## [Set problem]
Skip the pictures. Reproduce all other material exactly.
----------
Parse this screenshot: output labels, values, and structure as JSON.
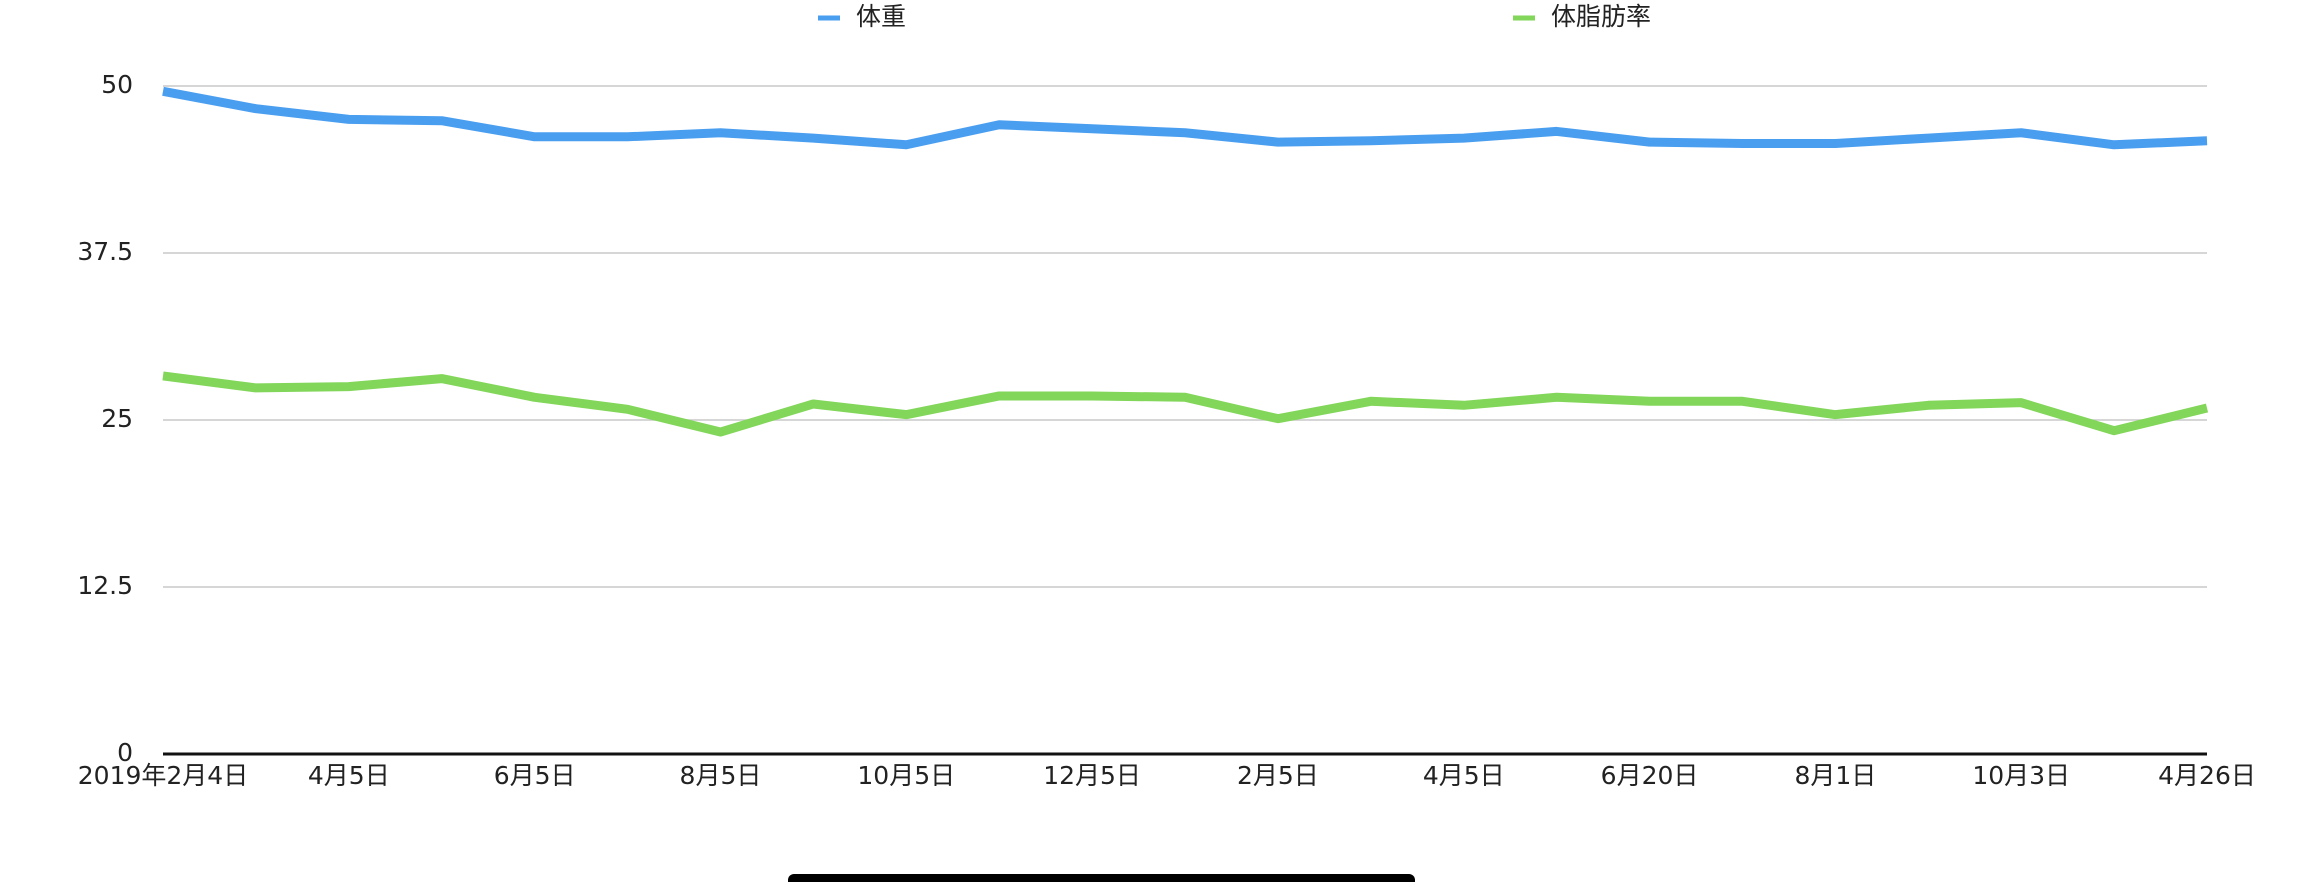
{
  "chart_data": {
    "type": "line",
    "categories": [
      "2019年2月4日",
      null,
      "4月5日",
      null,
      "6月5日",
      null,
      "8月5日",
      null,
      "10月5日",
      null,
      "12月5日",
      null,
      "2月5日",
      null,
      "4月5日",
      null,
      "6月20日",
      null,
      "8月1日",
      null,
      "10月3日",
      null,
      "4月26日"
    ],
    "series": [
      {
        "name": "体重",
        "color": "#4a9ef0",
        "values": [
          49.6,
          48.3,
          47.5,
          47.4,
          46.2,
          46.2,
          46.5,
          46.1,
          45.6,
          47.1,
          46.8,
          46.5,
          45.8,
          45.9,
          46.1,
          46.6,
          45.8,
          45.7,
          45.7,
          46.1,
          46.5,
          45.6,
          45.9
        ]
      },
      {
        "name": "体脂肪率",
        "color": "#82d65a",
        "values": [
          28.3,
          27.4,
          27.5,
          28.1,
          26.7,
          25.8,
          24.1,
          26.2,
          25.4,
          26.8,
          26.8,
          26.7,
          25.1,
          26.4,
          26.1,
          26.7,
          26.4,
          26.4,
          25.4,
          26.1,
          26.3,
          24.2,
          25.9
        ]
      }
    ],
    "ylim": [
      0,
      50
    ],
    "yticks": [
      0,
      12.5,
      25,
      37.5,
      50
    ],
    "grid": true,
    "legend": "top"
  }
}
----------
## [Written response]
Parse this screenshot: output labels, values, and structure as JSON.
{
  "chart_data": {
    "type": "line",
    "categories": [
      "2019年2月4日",
      null,
      "4月5日",
      null,
      "6月5日",
      null,
      "8月5日",
      null,
      "10月5日",
      null,
      "12月5日",
      null,
      "2月5日",
      null,
      "4月5日",
      null,
      "6月20日",
      null,
      "8月1日",
      null,
      "10月3日",
      null,
      "4月26日"
    ],
    "series": [
      {
        "name": "体重",
        "color": "#4a9ef0",
        "values": [
          49.6,
          48.3,
          47.5,
          47.4,
          46.2,
          46.2,
          46.5,
          46.1,
          45.6,
          47.1,
          46.8,
          46.5,
          45.8,
          45.9,
          46.1,
          46.6,
          45.8,
          45.7,
          45.7,
          46.1,
          46.5,
          45.6,
          45.9
        ]
      },
      {
        "name": "体脂肪率",
        "color": "#82d65a",
        "values": [
          28.3,
          27.4,
          27.5,
          28.1,
          26.7,
          25.8,
          24.1,
          26.2,
          25.4,
          26.8,
          26.8,
          26.7,
          25.1,
          26.4,
          26.1,
          26.7,
          26.4,
          26.4,
          25.4,
          26.1,
          26.3,
          24.2,
          25.9
        ]
      }
    ],
    "ylim": [
      0,
      50
    ],
    "yticks": [
      0,
      12.5,
      25,
      37.5,
      50
    ],
    "grid": true,
    "legend": "top"
  }
}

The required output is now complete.